____ STORED DATA

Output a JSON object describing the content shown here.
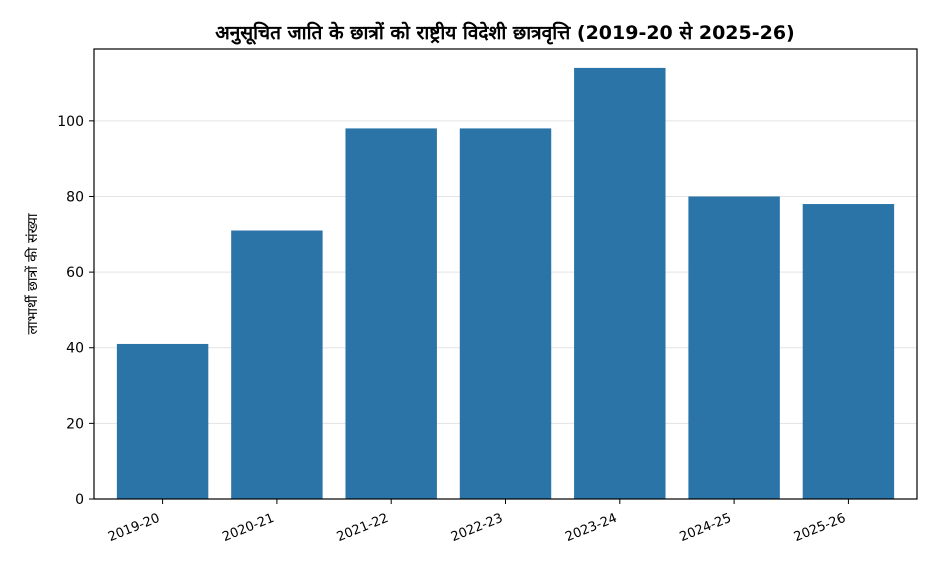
{
  "chart_data": {
    "type": "bar",
    "title": "अनुसूचित जाति के छात्रों को राष्ट्रीय विदेशी छात्रवृत्ति (2019-20 से 2025-26)",
    "xlabel": "",
    "ylabel": "लाभार्थी छात्रों की संख्या",
    "categories": [
      "2019-20",
      "2020-21",
      "2021-22",
      "2022-23",
      "2023-24",
      "2024-25",
      "2025-26"
    ],
    "values": [
      41,
      71,
      98,
      98,
      114,
      80,
      78
    ],
    "ylim": [
      0,
      119
    ],
    "yticks": [
      0,
      20,
      40,
      60,
      80,
      100
    ],
    "grid": "horizontal",
    "bar_color": "#2a74a8"
  }
}
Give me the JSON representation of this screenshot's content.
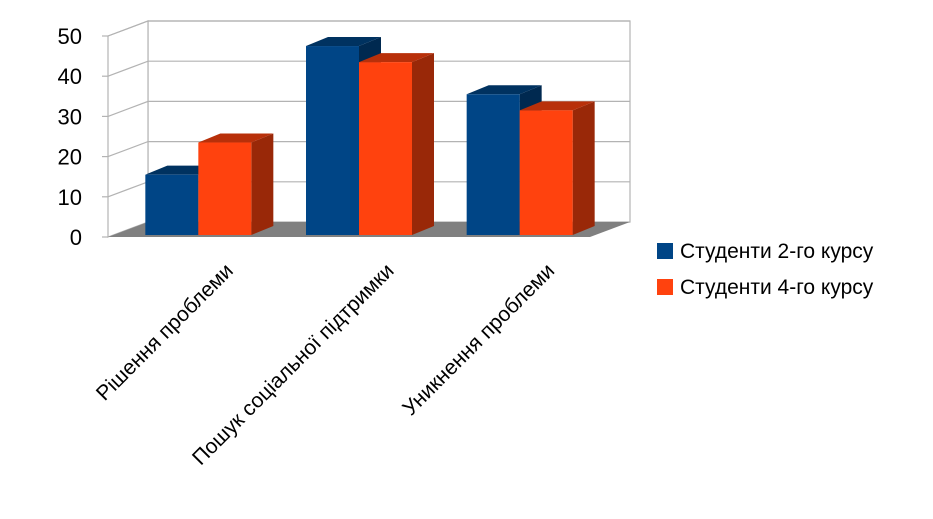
{
  "chart_data": {
    "type": "bar",
    "categories": [
      "Рішення проблеми",
      "Пошук соціальної підтримки",
      "Уникнення проблеми"
    ],
    "series": [
      {
        "name": "Студенти 2-го курсу",
        "values": [
          16,
          48,
          36
        ],
        "color": "#004586"
      },
      {
        "name": "Студенти 4-го курсу",
        "values": [
          24,
          44,
          32
        ],
        "color": "#ff420e"
      }
    ],
    "ylim": [
      0,
      50
    ],
    "yticks": [
      0,
      10,
      20,
      30,
      40,
      50
    ],
    "grid": true,
    "legend_position": "right",
    "three_d": true,
    "wall_color": "#b3b3b3",
    "floor_color": "#808080",
    "title": "",
    "xlabel": "",
    "ylabel": ""
  }
}
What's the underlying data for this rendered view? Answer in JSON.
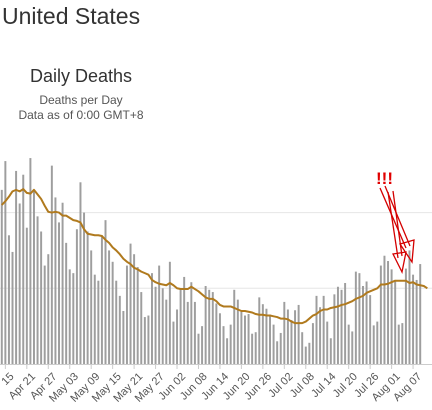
{
  "page": {
    "country": "United States"
  },
  "chart_data": {
    "type": "bar",
    "title": "Daily Deaths",
    "subtitle": "Deaths per Day",
    "data_note": "Data as of 0:00 GMT+8",
    "x_tick_labels": [
      "15",
      "Apr 21",
      "Apr 27",
      "May 03",
      "May 09",
      "May 15",
      "May 21",
      "May 27",
      "Jun 02",
      "Jun 08",
      "Jun 14",
      "Jun 20",
      "Jun 26",
      "Jul 02",
      "Jul 08",
      "Jul 14",
      "Jul 20",
      "Jul 26",
      "Aug 01",
      "Aug 07"
    ],
    "ylim": [
      0,
      2800
    ],
    "gridlines": [
      1000,
      2000,
      3000
    ],
    "grid": true,
    "series": [
      {
        "type": "bar",
        "color": "#9e9e9e",
        "values": [
          2300,
          2680,
          1700,
          1480,
          2550,
          2120,
          2500,
          1800,
          2720,
          2300,
          1950,
          1750,
          1300,
          1450,
          2620,
          2200,
          1870,
          2130,
          1600,
          1250,
          1200,
          1780,
          2400,
          2000,
          1750,
          1500,
          1180,
          1100,
          1700,
          1900,
          1500,
          1350,
          1100,
          900,
          700,
          1300,
          1590,
          1450,
          1280,
          950,
          620,
          640,
          1200,
          1020,
          1300,
          1000,
          850,
          1350,
          560,
          720,
          1000,
          1150,
          820,
          1080,
          820,
          400,
          500,
          1030,
          980,
          950,
          800,
          670,
          500,
          340,
          520,
          980,
          850,
          690,
          640,
          660,
          400,
          420,
          880,
          790,
          730,
          650,
          520,
          300,
          410,
          820,
          720,
          580,
          710,
          780,
          420,
          230,
          280,
          540,
          900,
          750,
          900,
          560,
          340,
          920,
          1020,
          980,
          1070,
          520,
          430,
          1220,
          1200,
          1030,
          1090,
          910,
          510,
          560,
          1300,
          1430,
          1360,
          1250,
          1110,
          520,
          540,
          1260,
          1500,
          1180,
          1110,
          1320
        ]
      },
      {
        "type": "line",
        "name": "average",
        "color": "#b07a1e",
        "values": [
          2100,
          2150,
          2210,
          2280,
          2300,
          2280,
          2310,
          2260,
          2250,
          2300,
          2240,
          2180,
          2090,
          2010,
          2000,
          2010,
          2000,
          1960,
          1960,
          1930,
          1900,
          1890,
          1870,
          1780,
          1720,
          1710,
          1700,
          1700,
          1690,
          1640,
          1600,
          1540,
          1500,
          1450,
          1390,
          1350,
          1320,
          1270,
          1250,
          1220,
          1200,
          1180,
          1110,
          1080,
          1060,
          1050,
          1040,
          1070,
          1040,
          1000,
          990,
          990,
          990,
          1020,
          990,
          960,
          920,
          880,
          860,
          860,
          830,
          780,
          760,
          760,
          760,
          740,
          720,
          700,
          700,
          690,
          680,
          660,
          650,
          650,
          640,
          640,
          630,
          620,
          600,
          600,
          590,
          560,
          540,
          540,
          540,
          560,
          600,
          640,
          660,
          700,
          720,
          720,
          740,
          750,
          760,
          780,
          790,
          810,
          830,
          860,
          880,
          900,
          940,
          960,
          980,
          1000,
          1050,
          1050,
          1060,
          1080,
          1100,
          1100,
          1100,
          1100,
          1070,
          1080,
          1050,
          1040,
          1030,
          1000
        ]
      }
    ],
    "annotations": [
      {
        "type": "text",
        "text": "!!!",
        "color": "#e00000"
      },
      {
        "type": "arrow",
        "color": "#d40000"
      },
      {
        "type": "arrow",
        "color": "#d40000"
      }
    ]
  }
}
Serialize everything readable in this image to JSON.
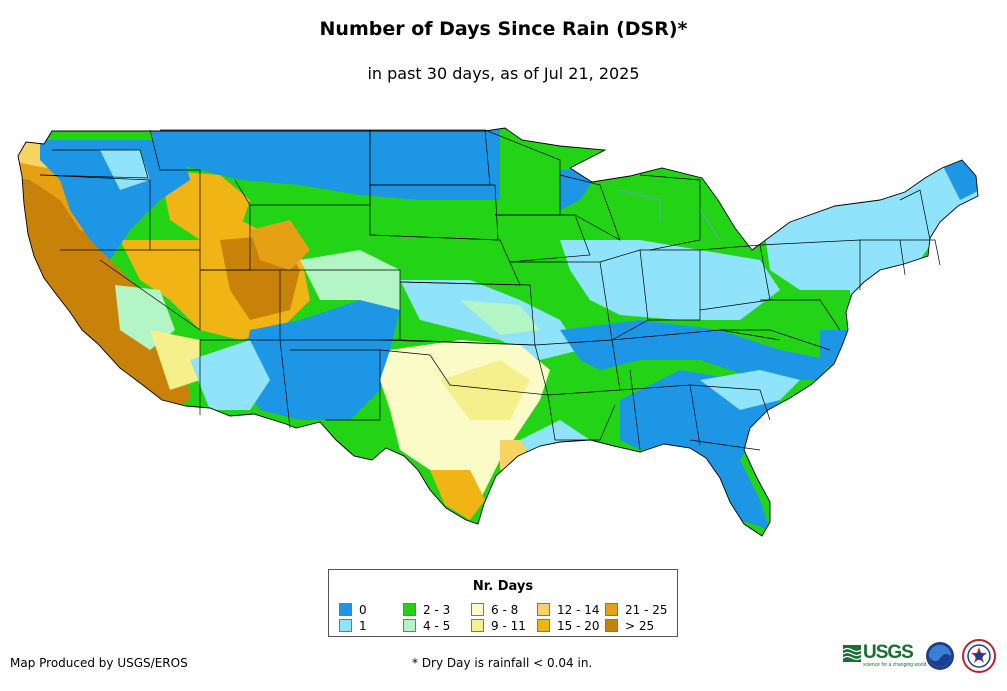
{
  "header": {
    "title": "Number of Days Since Rain (DSR)*",
    "subtitle": "in past 30 days, as of Jul 21, 2025"
  },
  "legend": {
    "title": "Nr. Days",
    "items": [
      {
        "label": "0",
        "color": "#1e96e6"
      },
      {
        "label": "1",
        "color": "#8fe3fb"
      },
      {
        "label": "2 - 3",
        "color": "#22d415"
      },
      {
        "label": "4 - 5",
        "color": "#b4f5c6"
      },
      {
        "label": "6 - 8",
        "color": "#fbfbc8"
      },
      {
        "label": "9 - 11",
        "color": "#f6f08c"
      },
      {
        "label": "12 - 14",
        "color": "#f8d464"
      },
      {
        "label": "15 - 20",
        "color": "#f0b414"
      },
      {
        "label": "21 - 25",
        "color": "#e6a014"
      },
      {
        "label": "> 25",
        "color": "#c8820a"
      }
    ]
  },
  "footer": {
    "credit": "Map Produced by USGS/EROS",
    "footnote": "* Dry Day is rainfall < 0.04 in.",
    "usgs_logo_text": "USGS",
    "usgs_tagline": "science for a changing world",
    "noaa_logo": "noaa-logo",
    "nws_logo": "nws-logo"
  }
}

________

## [PROMPT]
Copy out all lines from the material above that contain the string "subtitle".

## [REPLY TO THE TASK]
    "subtitle": "Deaths per Day",
    "subtitle": "in past 30 days, as of Jul 21, 2025"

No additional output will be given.